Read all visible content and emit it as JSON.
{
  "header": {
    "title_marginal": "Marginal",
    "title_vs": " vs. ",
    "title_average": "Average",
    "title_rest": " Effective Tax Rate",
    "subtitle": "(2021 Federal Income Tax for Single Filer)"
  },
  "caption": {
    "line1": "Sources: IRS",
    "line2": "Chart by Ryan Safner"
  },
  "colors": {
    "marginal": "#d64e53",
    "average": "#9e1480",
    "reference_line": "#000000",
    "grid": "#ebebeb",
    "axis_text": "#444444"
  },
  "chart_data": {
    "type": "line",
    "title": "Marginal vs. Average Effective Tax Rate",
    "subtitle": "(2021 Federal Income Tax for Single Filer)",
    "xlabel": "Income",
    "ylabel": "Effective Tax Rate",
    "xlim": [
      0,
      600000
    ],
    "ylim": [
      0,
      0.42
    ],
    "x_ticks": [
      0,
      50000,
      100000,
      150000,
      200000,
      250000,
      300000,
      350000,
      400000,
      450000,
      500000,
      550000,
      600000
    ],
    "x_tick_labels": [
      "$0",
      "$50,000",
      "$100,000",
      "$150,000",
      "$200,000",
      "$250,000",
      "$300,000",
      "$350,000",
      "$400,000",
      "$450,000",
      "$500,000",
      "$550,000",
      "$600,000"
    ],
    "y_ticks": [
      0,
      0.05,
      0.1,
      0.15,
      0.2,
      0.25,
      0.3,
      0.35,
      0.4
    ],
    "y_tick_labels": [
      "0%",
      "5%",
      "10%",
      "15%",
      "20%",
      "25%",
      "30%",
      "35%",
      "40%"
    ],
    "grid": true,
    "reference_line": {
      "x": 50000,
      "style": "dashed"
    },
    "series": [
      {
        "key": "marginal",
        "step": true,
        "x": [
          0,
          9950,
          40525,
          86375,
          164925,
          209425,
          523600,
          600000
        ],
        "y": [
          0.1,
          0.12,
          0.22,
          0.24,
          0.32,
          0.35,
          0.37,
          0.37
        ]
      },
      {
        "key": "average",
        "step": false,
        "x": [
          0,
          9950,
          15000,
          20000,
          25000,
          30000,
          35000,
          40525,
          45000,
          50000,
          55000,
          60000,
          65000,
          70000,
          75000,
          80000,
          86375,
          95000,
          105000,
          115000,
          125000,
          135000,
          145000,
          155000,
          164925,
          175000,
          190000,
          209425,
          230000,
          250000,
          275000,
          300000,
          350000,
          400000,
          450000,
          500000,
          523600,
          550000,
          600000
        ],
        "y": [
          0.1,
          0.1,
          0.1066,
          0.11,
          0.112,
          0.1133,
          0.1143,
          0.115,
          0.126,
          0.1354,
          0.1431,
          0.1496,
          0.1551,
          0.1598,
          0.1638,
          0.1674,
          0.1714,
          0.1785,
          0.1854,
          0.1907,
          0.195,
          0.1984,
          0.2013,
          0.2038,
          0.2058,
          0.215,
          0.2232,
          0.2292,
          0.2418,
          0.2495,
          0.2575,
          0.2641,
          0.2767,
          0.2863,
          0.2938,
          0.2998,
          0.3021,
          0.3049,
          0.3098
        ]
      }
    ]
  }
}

▸ Exercise aim: Write out every record shown above, word for word.

▸ Correct answer:
Read all visible content and emit it as JSON.
{
  "header": {
    "title_marginal": "Marginal",
    "title_vs": " vs. ",
    "title_average": "Average",
    "title_rest": " Effective Tax Rate",
    "subtitle": "(2021 Federal Income Tax for Single Filer)"
  },
  "caption": {
    "line1": "Sources: IRS",
    "line2": "Chart by Ryan Safner"
  },
  "colors": {
    "marginal": "#d64e53",
    "average": "#9e1480",
    "reference_line": "#000000",
    "grid": "#ebebeb",
    "axis_text": "#444444"
  },
  "chart_data": {
    "type": "line",
    "title": "Marginal vs. Average Effective Tax Rate",
    "subtitle": "(2021 Federal Income Tax for Single Filer)",
    "xlabel": "Income",
    "ylabel": "Effective Tax Rate",
    "xlim": [
      0,
      600000
    ],
    "ylim": [
      0,
      0.42
    ],
    "x_ticks": [
      0,
      50000,
      100000,
      150000,
      200000,
      250000,
      300000,
      350000,
      400000,
      450000,
      500000,
      550000,
      600000
    ],
    "x_tick_labels": [
      "$0",
      "$50,000",
      "$100,000",
      "$150,000",
      "$200,000",
      "$250,000",
      "$300,000",
      "$350,000",
      "$400,000",
      "$450,000",
      "$500,000",
      "$550,000",
      "$600,000"
    ],
    "y_ticks": [
      0,
      0.05,
      0.1,
      0.15,
      0.2,
      0.25,
      0.3,
      0.35,
      0.4
    ],
    "y_tick_labels": [
      "0%",
      "5%",
      "10%",
      "15%",
      "20%",
      "25%",
      "30%",
      "35%",
      "40%"
    ],
    "grid": true,
    "reference_line": {
      "x": 50000,
      "style": "dashed"
    },
    "series": [
      {
        "key": "marginal",
        "step": true,
        "x": [
          0,
          9950,
          40525,
          86375,
          164925,
          209425,
          523600,
          600000
        ],
        "y": [
          0.1,
          0.12,
          0.22,
          0.24,
          0.32,
          0.35,
          0.37,
          0.37
        ]
      },
      {
        "key": "average",
        "step": false,
        "x": [
          0,
          9950,
          15000,
          20000,
          25000,
          30000,
          35000,
          40525,
          45000,
          50000,
          55000,
          60000,
          65000,
          70000,
          75000,
          80000,
          86375,
          95000,
          105000,
          115000,
          125000,
          135000,
          145000,
          155000,
          164925,
          175000,
          190000,
          209425,
          230000,
          250000,
          275000,
          300000,
          350000,
          400000,
          450000,
          500000,
          523600,
          550000,
          600000
        ],
        "y": [
          0.1,
          0.1,
          0.1066,
          0.11,
          0.112,
          0.1133,
          0.1143,
          0.115,
          0.126,
          0.1354,
          0.1431,
          0.1496,
          0.1551,
          0.1598,
          0.1638,
          0.1674,
          0.1714,
          0.1785,
          0.1854,
          0.1907,
          0.195,
          0.1984,
          0.2013,
          0.2038,
          0.2058,
          0.215,
          0.2232,
          0.2292,
          0.2418,
          0.2495,
          0.2575,
          0.2641,
          0.2767,
          0.2863,
          0.2938,
          0.2998,
          0.3021,
          0.3049,
          0.3098
        ]
      }
    ]
  }
}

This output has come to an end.